• [Objective]
Records follow. Pull out every line that contains "бюджета".

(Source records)
........
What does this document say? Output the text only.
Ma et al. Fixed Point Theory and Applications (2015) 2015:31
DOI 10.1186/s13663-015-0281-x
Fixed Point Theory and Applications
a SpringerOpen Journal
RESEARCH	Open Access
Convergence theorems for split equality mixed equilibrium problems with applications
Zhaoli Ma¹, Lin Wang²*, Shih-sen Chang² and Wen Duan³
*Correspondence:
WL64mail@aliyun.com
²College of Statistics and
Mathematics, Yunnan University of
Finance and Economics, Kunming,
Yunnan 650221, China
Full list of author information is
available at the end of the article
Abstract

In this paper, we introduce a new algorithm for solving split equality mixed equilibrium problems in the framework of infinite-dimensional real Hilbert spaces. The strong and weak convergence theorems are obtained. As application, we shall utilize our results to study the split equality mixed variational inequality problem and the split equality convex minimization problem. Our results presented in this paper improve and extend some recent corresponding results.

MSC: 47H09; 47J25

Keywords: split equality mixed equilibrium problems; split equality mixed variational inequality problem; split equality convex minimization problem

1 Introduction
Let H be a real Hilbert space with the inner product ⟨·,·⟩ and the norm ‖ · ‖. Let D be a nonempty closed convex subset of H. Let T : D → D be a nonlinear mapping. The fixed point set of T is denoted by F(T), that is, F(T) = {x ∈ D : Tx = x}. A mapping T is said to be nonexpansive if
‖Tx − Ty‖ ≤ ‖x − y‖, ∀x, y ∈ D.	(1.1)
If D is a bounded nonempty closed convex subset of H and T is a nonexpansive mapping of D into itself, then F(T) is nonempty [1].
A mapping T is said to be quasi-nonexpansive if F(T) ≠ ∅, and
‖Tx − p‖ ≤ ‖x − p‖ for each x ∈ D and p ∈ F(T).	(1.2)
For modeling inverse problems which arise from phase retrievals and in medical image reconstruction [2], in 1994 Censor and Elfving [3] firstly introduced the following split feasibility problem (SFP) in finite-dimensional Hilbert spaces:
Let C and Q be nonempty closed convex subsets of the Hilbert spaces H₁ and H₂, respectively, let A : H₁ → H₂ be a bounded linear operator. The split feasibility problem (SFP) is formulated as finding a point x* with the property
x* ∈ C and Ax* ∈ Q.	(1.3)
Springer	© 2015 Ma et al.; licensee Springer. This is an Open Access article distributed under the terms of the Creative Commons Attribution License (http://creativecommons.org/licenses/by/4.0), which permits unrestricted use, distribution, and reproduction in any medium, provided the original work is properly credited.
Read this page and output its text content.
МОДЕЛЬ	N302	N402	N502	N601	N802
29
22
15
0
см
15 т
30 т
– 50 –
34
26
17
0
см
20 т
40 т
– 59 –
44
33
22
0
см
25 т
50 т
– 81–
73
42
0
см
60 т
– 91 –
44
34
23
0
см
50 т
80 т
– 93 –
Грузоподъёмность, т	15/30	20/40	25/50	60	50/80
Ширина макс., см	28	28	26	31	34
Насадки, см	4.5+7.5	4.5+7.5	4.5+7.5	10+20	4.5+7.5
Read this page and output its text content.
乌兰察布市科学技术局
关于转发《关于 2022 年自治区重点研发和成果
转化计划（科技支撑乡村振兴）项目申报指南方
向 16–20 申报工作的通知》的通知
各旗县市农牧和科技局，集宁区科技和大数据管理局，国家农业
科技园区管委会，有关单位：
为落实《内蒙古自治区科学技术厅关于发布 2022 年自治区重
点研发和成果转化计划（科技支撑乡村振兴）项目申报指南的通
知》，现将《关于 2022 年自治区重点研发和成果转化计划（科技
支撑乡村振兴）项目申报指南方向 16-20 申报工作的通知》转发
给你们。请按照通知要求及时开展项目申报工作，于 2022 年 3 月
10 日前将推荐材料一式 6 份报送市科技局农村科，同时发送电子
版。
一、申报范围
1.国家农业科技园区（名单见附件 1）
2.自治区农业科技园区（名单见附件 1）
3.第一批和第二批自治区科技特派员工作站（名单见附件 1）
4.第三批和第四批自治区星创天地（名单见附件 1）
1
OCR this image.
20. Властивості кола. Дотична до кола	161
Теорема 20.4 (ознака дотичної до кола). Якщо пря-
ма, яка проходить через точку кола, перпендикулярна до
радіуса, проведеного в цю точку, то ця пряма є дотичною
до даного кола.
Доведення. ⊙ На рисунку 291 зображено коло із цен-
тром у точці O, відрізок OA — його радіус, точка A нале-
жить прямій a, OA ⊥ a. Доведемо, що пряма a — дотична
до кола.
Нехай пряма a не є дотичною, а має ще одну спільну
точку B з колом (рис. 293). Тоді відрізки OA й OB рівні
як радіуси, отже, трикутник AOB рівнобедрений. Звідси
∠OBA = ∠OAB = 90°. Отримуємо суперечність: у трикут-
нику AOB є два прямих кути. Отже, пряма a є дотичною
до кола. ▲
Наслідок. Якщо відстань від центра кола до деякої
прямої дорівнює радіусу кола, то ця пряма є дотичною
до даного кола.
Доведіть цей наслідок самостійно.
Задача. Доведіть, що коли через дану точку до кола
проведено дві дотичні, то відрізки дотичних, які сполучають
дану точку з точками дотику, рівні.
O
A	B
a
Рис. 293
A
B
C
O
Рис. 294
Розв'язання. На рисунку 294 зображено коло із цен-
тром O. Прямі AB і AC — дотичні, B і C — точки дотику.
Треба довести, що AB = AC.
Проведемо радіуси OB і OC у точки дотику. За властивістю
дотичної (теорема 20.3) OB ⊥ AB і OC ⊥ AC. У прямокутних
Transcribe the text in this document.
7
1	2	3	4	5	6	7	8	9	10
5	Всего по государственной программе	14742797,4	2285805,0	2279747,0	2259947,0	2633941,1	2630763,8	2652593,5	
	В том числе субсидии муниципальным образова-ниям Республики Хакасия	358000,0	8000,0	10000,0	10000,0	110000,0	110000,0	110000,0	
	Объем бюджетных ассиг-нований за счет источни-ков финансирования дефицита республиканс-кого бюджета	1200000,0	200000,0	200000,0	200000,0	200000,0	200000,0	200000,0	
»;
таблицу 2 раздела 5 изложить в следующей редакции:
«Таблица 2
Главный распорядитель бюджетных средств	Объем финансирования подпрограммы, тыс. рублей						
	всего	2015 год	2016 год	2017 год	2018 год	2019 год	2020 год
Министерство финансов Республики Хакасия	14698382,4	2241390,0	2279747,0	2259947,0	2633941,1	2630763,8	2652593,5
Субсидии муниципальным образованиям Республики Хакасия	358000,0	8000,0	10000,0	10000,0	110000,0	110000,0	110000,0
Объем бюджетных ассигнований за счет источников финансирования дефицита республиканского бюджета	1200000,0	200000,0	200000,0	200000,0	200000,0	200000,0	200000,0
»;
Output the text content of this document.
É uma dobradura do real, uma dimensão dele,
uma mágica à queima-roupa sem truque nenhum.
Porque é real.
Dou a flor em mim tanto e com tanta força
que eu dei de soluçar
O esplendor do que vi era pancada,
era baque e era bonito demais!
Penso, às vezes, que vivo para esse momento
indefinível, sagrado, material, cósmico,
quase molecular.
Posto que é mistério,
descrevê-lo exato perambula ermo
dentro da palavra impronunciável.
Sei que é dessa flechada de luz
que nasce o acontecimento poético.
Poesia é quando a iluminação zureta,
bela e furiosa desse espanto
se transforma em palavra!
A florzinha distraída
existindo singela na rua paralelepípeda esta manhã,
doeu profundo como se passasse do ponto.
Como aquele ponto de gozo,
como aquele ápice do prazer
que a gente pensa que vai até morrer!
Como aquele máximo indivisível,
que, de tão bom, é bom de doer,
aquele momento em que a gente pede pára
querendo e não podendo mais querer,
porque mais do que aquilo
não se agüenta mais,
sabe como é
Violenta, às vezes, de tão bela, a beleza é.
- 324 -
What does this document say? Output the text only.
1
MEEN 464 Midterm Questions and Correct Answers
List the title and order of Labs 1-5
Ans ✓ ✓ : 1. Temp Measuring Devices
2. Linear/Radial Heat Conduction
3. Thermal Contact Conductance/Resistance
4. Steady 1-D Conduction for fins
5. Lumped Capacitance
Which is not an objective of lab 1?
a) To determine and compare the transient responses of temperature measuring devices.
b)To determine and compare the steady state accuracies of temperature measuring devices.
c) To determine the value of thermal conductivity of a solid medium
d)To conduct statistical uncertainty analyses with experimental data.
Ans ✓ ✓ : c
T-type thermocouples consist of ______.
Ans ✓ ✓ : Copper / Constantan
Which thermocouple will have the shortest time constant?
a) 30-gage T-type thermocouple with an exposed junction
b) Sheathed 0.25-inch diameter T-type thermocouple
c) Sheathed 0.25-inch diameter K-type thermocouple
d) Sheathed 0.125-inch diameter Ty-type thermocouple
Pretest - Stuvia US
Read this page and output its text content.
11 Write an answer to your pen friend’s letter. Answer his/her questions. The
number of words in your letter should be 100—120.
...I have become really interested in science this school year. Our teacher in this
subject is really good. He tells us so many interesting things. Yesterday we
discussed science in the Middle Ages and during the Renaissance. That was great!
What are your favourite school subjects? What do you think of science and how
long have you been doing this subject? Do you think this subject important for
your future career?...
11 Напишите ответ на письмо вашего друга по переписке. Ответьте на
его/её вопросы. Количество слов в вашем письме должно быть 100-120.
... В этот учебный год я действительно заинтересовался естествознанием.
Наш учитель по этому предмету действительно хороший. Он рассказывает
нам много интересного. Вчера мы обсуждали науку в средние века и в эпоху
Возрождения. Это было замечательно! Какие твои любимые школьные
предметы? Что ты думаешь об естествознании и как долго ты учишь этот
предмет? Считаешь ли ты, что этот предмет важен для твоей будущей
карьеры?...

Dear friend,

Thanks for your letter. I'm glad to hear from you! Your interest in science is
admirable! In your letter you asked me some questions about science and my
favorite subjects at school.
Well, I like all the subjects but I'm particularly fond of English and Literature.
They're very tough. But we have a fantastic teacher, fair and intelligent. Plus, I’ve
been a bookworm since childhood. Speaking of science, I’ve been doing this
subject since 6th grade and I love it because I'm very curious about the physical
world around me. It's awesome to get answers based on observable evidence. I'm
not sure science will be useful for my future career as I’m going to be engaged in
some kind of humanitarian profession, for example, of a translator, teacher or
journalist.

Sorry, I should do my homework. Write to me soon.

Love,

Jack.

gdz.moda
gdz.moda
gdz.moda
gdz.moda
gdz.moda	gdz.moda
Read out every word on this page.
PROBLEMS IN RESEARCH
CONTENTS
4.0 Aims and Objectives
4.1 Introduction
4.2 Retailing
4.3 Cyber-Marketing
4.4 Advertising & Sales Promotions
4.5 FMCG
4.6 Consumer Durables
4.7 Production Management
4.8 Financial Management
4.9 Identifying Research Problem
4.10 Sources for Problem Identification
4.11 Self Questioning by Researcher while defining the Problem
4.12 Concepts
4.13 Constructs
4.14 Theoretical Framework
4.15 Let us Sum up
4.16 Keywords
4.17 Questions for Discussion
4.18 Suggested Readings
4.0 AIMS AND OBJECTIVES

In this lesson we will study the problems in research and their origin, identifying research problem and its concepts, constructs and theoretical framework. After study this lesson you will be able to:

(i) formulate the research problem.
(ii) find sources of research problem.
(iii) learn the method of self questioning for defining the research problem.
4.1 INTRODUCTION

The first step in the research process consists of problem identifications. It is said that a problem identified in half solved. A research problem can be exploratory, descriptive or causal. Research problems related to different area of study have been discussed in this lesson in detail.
........
• [Solution to this exercise]
	Объем бюджетных ассиг-нований за счет источни-ков финансирования дефицита республиканс-кого бюджета	1200000,0	200000,0	200000,0	200000,0	200000,0	200000,0	200000,0	
Объем бюджетных ассигнований за счет источников финансирования дефицита республиканского бюджета	1200000,0	200000,0	200000,0	200000,0	200000,0	200000,0	200000,0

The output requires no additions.